Problem requirements :: Exactly repeat the material, dropping every picture from the copy.

|---|

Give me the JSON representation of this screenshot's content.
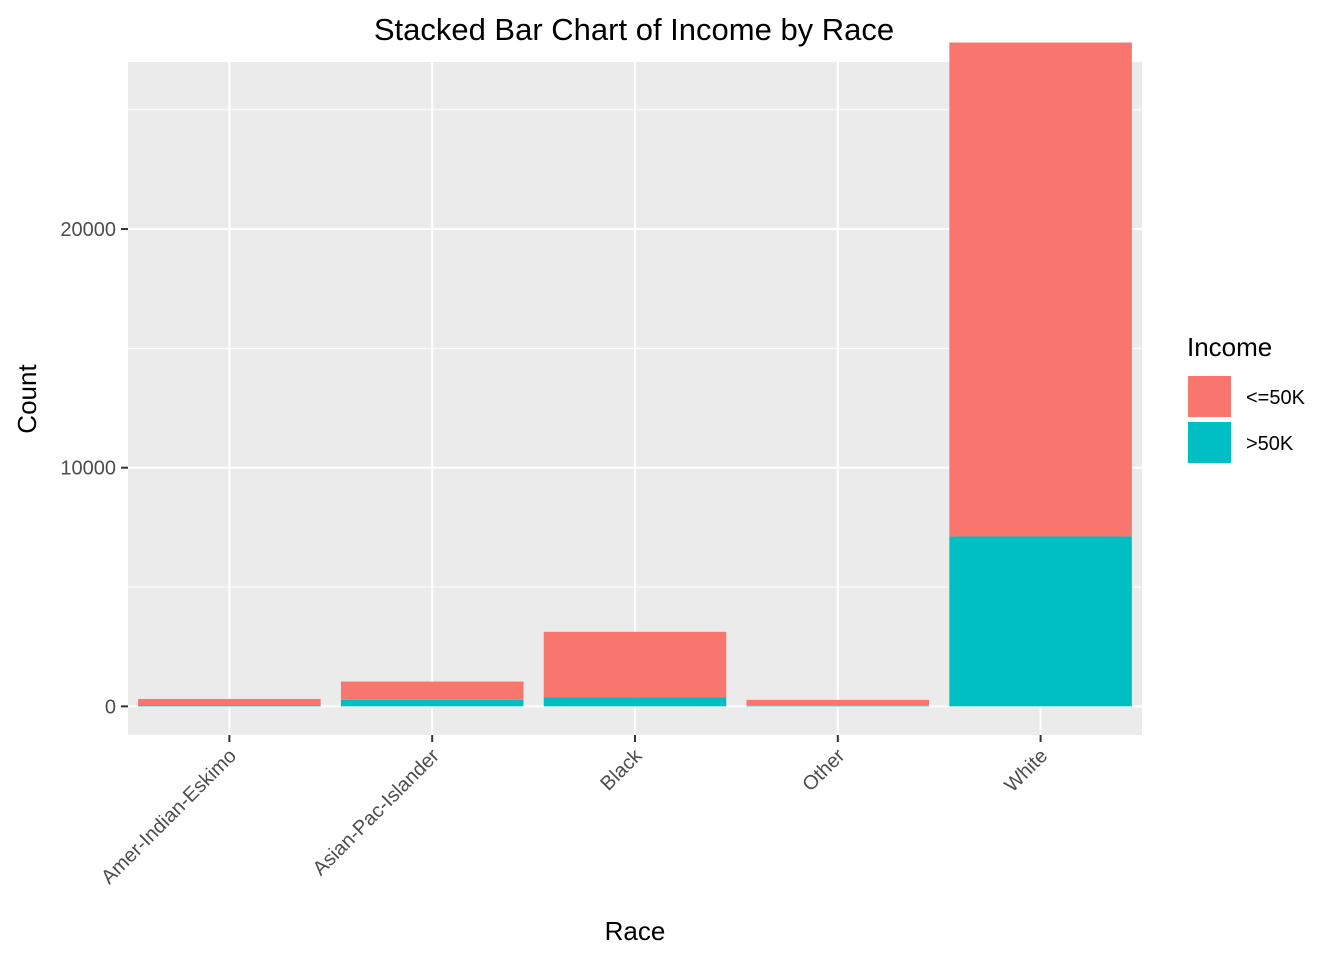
{
  "chart_data": {
    "type": "bar",
    "stacked": true,
    "title": "Stacked Bar Chart of Income by Race",
    "xlabel": "Race",
    "ylabel": "Count",
    "categories": [
      "Amer-Indian-Eskimo",
      "Asian-Pac-Islander",
      "Black",
      "Other",
      "White"
    ],
    "series": [
      {
        "name": "<=50K",
        "color": "#F8766D",
        "values": [
          275,
          763,
          2737,
          246,
          20699
        ]
      },
      {
        "name": ">50K",
        "color": "#00BFC4",
        "values": [
          36,
          276,
          387,
          25,
          7117
        ]
      }
    ],
    "ylim": [
      -1200,
      27000
    ],
    "yticks": [
      0,
      10000,
      20000
    ],
    "grid": true,
    "legend": {
      "title": "Income",
      "position": "right"
    },
    "colors": {
      "panel_bg": "#EBEBEB",
      "grid": "#FFFFFF"
    }
  }
}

|---|

Output ::
Give me the JSON representation of this screenshot's content.
{
  "chart_data": {
    "type": "bar",
    "stacked": true,
    "title": "Stacked Bar Chart of Income by Race",
    "xlabel": "Race",
    "ylabel": "Count",
    "categories": [
      "Amer-Indian-Eskimo",
      "Asian-Pac-Islander",
      "Black",
      "Other",
      "White"
    ],
    "series": [
      {
        "name": "<=50K",
        "color": "#F8766D",
        "values": [
          275,
          763,
          2737,
          246,
          20699
        ]
      },
      {
        "name": ">50K",
        "color": "#00BFC4",
        "values": [
          36,
          276,
          387,
          25,
          7117
        ]
      }
    ],
    "ylim": [
      -1200,
      27000
    ],
    "yticks": [
      0,
      10000,
      20000
    ],
    "grid": true,
    "legend": {
      "title": "Income",
      "position": "right"
    },
    "colors": {
      "panel_bg": "#EBEBEB",
      "grid": "#FFFFFF"
    }
  }
}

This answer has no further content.